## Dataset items

══════

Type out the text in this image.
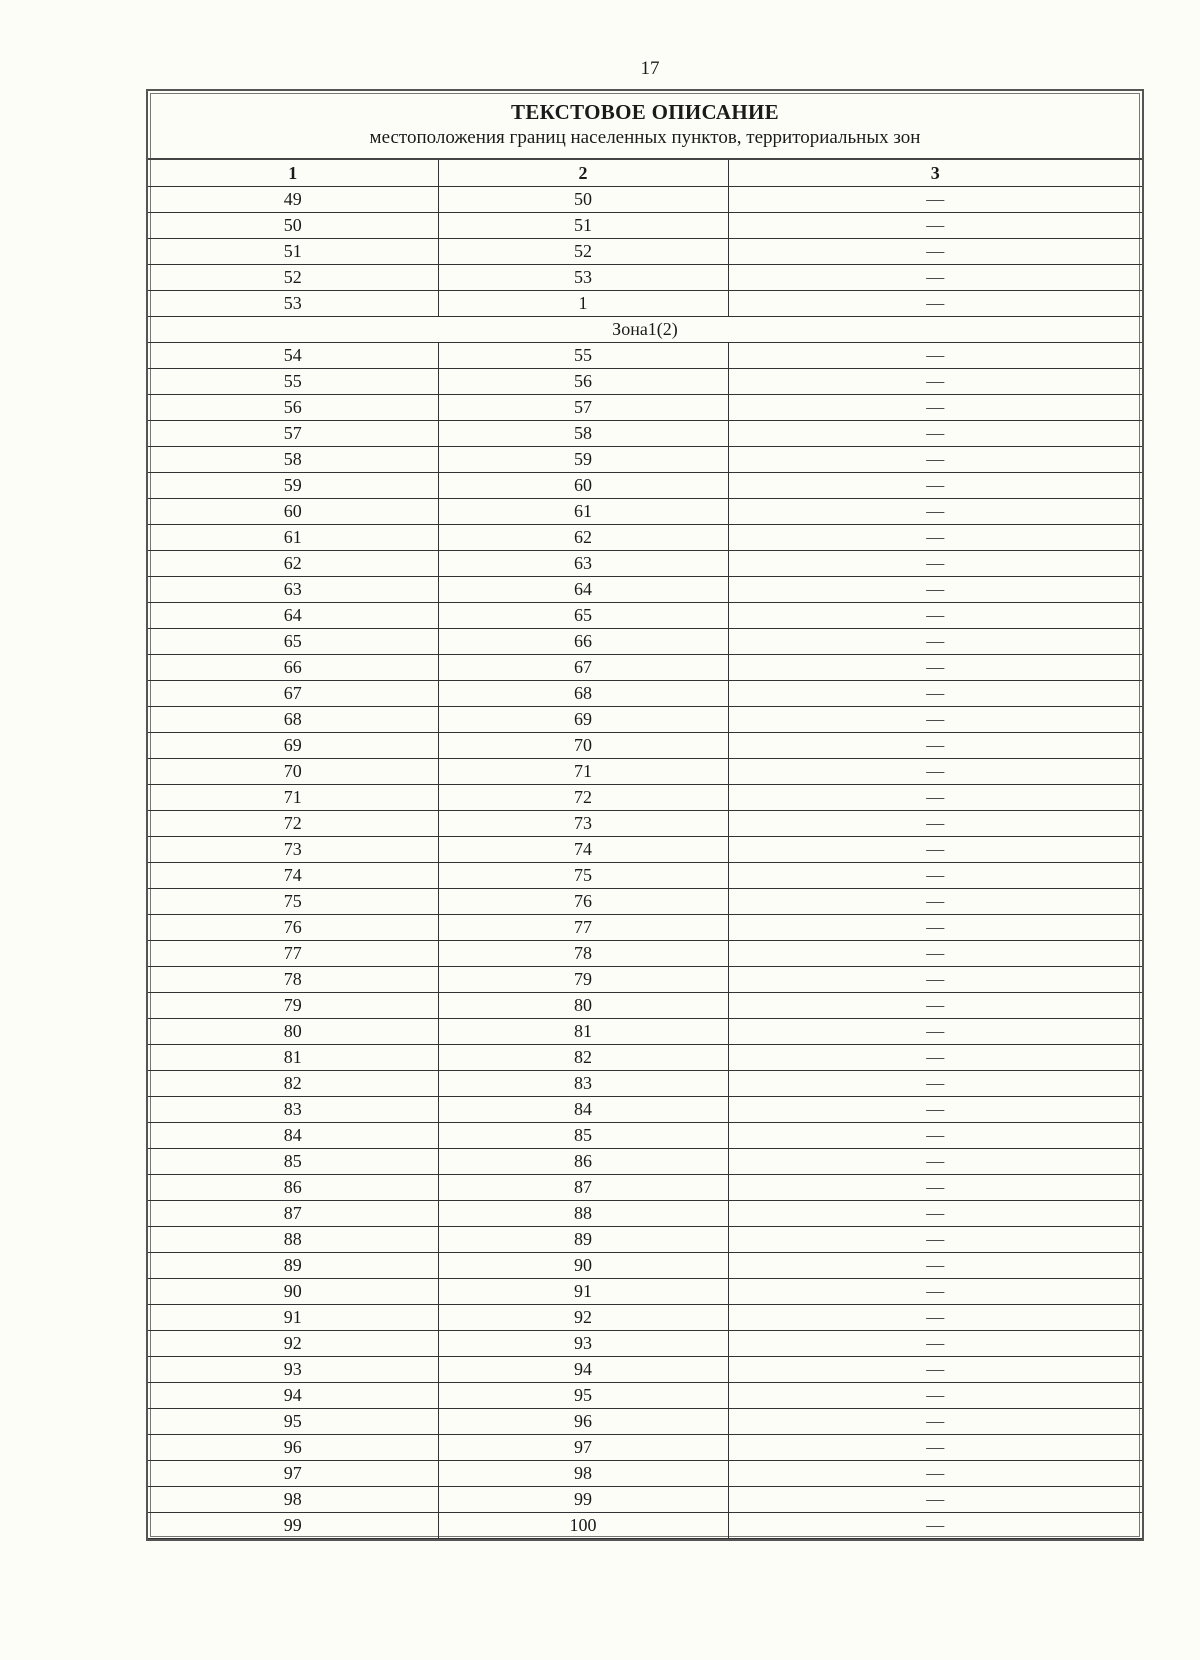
17
ТЕКСТОВОЕ ОПИСАНИЕ
местоположения границ населенных пунктов, территориальных зон
1	2	3
49	50	—
50	51	—
51	52	—
52	53	—
53	1	—
Зона1(2)		
54	55	—
55	56	—
56	57	—
57	58	—
58	59	—
59	60	—
60	61	—
61	62	—
62	63	—
63	64	—
64	65	—
65	66	—
66	67	—
67	68	—
68	69	—
69	70	—
70	71	—
71	72	—
72	73	—
73	74	—
74	75	—
75	76	—
76	77	—
77	78	—
78	79	—
79	80	—
80	81	—
81	82	—
82	83	—
83	84	—
84	85	—
85	86	—
86	87	—
87	88	—
88	89	—
89	90	—
90	91	—
91	92	—
92	93	—
93	94	—
94	95	—
95	96	—
96	97	—
97	98	—
98	99	—
99	100	—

══════

## What the task requires
Quote each entry above verbatim and drop the pictures.

## Response
Type out the text in this image.
17
ТЕКСТОВОЕ ОПИСАНИЕ
местоположения границ населенных пунктов, территориальных зон
1	2	3
49	50	—
50	51	—
51	52	—
52	53	—
53	1	—
Зона1(2)		
54	55	—
55	56	—
56	57	—
57	58	—
58	59	—
59	60	—
60	61	—
61	62	—
62	63	—
63	64	—
64	65	—
65	66	—
66	67	—
67	68	—
68	69	—
69	70	—
70	71	—
71	72	—
72	73	—
73	74	—
74	75	—
75	76	—
76	77	—
77	78	—
78	79	—
79	80	—
80	81	—
81	82	—
82	83	—
83	84	—
84	85	—
85	86	—
86	87	—
87	88	—
88	89	—
89	90	—
90	91	—
91	92	—
92	93	—
93	94	—
94	95	—
95	96	—
96	97	—
97	98	—
98	99	—
99	100	—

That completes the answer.